● Work to be completed
Reproduce verbatim the stretch of the records from their start through the line containing "language-group: Language /", including both ends.

● Listing
— START —

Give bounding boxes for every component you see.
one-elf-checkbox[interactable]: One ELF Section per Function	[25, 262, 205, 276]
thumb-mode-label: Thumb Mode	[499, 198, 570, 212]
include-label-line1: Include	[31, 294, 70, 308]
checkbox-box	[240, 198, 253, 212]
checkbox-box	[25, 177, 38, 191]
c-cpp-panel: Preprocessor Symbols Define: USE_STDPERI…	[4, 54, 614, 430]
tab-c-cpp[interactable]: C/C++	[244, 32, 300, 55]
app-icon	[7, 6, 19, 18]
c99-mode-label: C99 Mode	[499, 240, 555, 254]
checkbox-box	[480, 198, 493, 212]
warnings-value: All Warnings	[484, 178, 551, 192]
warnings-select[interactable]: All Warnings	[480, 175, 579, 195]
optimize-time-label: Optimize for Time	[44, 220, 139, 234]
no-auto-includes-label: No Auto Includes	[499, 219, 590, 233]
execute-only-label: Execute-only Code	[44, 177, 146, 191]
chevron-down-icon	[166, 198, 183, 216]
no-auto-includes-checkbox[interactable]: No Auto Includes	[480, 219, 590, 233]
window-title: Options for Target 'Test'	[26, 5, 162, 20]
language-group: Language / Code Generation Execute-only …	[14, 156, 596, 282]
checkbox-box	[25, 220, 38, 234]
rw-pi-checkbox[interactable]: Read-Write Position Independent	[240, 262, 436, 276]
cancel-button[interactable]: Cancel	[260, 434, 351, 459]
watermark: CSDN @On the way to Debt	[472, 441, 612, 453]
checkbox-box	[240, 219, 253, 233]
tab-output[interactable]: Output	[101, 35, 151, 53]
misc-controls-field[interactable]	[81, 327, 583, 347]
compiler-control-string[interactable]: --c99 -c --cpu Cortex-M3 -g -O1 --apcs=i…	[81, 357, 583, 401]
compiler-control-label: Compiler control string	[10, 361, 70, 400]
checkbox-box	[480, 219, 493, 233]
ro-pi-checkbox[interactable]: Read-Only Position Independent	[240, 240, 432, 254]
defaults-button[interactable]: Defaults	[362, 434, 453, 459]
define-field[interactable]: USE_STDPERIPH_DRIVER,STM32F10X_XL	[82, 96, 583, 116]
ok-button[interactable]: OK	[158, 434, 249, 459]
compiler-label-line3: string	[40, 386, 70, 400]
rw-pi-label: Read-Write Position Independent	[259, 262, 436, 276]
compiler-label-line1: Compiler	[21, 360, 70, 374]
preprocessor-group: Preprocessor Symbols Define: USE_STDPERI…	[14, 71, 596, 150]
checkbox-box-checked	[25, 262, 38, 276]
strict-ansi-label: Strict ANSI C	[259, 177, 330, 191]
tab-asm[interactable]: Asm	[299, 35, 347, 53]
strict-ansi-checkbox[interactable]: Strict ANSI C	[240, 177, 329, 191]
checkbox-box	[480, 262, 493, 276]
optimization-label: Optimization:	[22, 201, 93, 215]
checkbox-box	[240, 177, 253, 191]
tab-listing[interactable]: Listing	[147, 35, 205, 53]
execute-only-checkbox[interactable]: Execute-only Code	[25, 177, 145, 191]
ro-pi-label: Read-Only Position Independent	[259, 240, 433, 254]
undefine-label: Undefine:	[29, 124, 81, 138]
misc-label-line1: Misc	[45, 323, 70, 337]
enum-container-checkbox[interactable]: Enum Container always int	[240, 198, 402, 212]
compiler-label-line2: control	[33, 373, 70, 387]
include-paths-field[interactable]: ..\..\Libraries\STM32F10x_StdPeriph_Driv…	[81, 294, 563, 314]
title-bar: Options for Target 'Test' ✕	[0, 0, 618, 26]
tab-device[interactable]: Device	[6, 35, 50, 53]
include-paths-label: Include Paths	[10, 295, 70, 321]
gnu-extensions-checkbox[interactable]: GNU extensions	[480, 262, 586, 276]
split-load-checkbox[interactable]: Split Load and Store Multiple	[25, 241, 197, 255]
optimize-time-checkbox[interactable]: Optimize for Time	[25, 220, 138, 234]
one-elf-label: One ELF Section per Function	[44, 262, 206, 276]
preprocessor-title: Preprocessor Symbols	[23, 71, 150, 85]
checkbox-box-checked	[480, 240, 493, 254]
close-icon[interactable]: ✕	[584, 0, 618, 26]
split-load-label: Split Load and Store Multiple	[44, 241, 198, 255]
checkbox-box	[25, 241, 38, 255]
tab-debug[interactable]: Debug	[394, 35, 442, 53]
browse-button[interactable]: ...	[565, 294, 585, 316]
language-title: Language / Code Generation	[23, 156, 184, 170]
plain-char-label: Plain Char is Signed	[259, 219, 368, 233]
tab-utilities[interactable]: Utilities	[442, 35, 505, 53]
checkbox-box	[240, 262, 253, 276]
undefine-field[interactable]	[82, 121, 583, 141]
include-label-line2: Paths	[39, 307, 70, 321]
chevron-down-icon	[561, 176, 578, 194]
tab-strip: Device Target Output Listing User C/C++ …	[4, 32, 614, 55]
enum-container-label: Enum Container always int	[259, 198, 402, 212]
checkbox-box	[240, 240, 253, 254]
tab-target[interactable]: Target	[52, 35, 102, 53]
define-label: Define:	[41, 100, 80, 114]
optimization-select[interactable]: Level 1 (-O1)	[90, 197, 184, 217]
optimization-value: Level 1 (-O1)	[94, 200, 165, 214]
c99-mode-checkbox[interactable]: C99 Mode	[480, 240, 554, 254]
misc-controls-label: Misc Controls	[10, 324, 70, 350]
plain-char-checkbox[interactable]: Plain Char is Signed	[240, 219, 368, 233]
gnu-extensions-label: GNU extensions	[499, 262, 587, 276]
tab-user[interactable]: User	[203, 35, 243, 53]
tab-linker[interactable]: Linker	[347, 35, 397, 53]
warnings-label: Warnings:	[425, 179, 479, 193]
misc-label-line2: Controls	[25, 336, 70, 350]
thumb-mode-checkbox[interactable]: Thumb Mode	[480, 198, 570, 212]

— END —

● Answer for the task
Give bounding boxes for every component you see.
one-elf-checkbox[interactable]: One ELF Section per Function	[25, 262, 205, 276]
thumb-mode-label: Thumb Mode	[499, 198, 570, 212]
include-label-line1: Include	[31, 294, 70, 308]
checkbox-box	[240, 198, 253, 212]
checkbox-box	[25, 177, 38, 191]
c-cpp-panel: Preprocessor Symbols Define: USE_STDPERI…	[4, 54, 614, 430]
tab-c-cpp[interactable]: C/C++	[244, 32, 300, 55]
app-icon	[7, 6, 19, 18]
c99-mode-label: C99 Mode	[499, 240, 555, 254]
checkbox-box	[480, 198, 493, 212]
warnings-value: All Warnings	[484, 178, 551, 192]
warnings-select[interactable]: All Warnings	[480, 175, 579, 195]
optimize-time-label: Optimize for Time	[44, 220, 139, 234]
no-auto-includes-label: No Auto Includes	[499, 219, 590, 233]
execute-only-label: Execute-only Code	[44, 177, 146, 191]
chevron-down-icon	[166, 198, 183, 216]
no-auto-includes-checkbox[interactable]: No Auto Includes	[480, 219, 590, 233]
window-title: Options for Target 'Test'	[26, 5, 162, 20]
language-group: Language / Code Generation Execute-only …	[14, 156, 596, 282]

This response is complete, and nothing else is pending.